## WHAT IS BEING ASKED
Note each line of the listing that contains the string "מדובר", and copy it.

Lines of data:
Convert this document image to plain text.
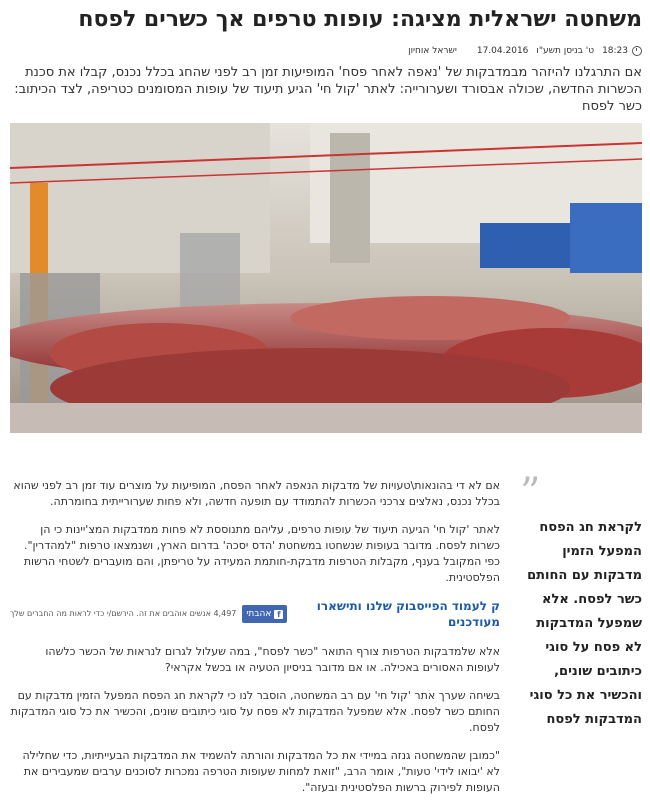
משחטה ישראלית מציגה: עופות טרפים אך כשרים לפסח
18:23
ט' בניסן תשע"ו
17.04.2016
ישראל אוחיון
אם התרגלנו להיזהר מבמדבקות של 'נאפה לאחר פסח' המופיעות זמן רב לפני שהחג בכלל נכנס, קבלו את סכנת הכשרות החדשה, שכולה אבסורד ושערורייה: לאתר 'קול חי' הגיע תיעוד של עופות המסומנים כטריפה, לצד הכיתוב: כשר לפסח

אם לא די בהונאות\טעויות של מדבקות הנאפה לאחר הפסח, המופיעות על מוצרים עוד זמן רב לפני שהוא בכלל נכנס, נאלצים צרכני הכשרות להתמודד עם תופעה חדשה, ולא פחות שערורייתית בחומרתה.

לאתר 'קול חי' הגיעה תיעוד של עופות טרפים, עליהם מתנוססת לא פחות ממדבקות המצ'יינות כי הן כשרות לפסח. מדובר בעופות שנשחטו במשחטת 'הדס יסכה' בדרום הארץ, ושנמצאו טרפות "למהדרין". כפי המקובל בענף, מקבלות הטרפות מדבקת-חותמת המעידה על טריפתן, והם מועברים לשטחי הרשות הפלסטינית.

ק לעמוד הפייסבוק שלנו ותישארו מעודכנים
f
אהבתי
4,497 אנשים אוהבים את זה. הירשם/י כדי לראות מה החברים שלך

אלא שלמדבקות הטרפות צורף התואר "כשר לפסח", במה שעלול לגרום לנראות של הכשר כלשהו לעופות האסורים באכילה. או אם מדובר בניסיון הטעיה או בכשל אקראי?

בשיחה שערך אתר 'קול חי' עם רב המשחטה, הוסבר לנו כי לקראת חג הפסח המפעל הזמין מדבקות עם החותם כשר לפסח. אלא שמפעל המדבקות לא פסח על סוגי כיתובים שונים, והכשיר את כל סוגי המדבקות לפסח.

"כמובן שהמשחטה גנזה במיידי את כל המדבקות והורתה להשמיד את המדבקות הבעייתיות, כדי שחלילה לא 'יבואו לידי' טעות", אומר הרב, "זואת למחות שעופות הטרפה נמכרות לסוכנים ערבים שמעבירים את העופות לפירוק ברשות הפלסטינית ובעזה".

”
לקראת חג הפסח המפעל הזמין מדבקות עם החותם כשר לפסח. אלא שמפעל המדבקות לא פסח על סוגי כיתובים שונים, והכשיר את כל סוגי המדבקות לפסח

## SOLUTION TO THIS PROBLEM
לאתר 'קול חי' הגיעה תיעוד של עופות טרפים, עליהם מתנוססת לא פחות ממדבקות המצ'יינות כי הן כשרות לפסח. מדובר בעופות שנשחטו במשחטת 'הדס יסכה' בדרום הארץ, ושנמצאו טרפות "למהדרין". כפי המקובל בענף, מקבלות הטרפות מדבקת-חותמת המעידה על טריפתן, והם מועברים לשטחי הרשות הפלסטינית.
אלא שלמדבקות הטרפות צורף התואר "כשר לפסח", במה שעלול לגרום לנראות של הכשר כלשהו לעופות האסורים באכילה. או אם מדובר בניסיון הטעיה או בכשל אקראי?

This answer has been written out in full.